(GOAL): Copy every line of the listing exactly.

(DATA):
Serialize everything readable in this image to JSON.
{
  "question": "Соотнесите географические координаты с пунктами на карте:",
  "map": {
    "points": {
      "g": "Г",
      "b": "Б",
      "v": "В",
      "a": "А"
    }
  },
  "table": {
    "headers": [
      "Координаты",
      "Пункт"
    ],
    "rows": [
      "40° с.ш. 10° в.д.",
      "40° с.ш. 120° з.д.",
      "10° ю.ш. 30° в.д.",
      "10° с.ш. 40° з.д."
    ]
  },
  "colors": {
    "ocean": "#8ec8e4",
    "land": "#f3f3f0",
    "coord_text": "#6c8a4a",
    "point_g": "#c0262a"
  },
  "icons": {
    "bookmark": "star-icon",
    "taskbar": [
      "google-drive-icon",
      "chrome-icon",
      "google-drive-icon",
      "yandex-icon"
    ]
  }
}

(WRITTEN RESPONSE):
Serialize everything readable in this image to JSON.
{
  "question": "Соотнесите географические координаты с пунктами на карте:",
  "map": {
    "points": {
      "g": "Г",
      "b": "Б",
      "v": "В",
      "a": "А"
    }
  },
  "table": {
    "headers": [
      "Координаты",
      "Пункт"
    ],
    "rows": [
      "40° с.ш. 10° в.д.",
      "40° с.ш. 120° з.д.",
      "10° ю.ш. 30° в.д.",
      "10° с.ш. 40° з.д."
    ]
  },
  "colors": {
    "ocean": "#8ec8e4",
    "land": "#f3f3f0",
    "coord_text": "#6c8a4a",
    "point_g": "#c0262a"
  },
  "icons": {
    "bookmark": "star-icon",
    "taskbar": [
      "google-drive-icon",
      "chrome-icon",
      "google-drive-icon",
      "yandex-icon"
    ]
  }
}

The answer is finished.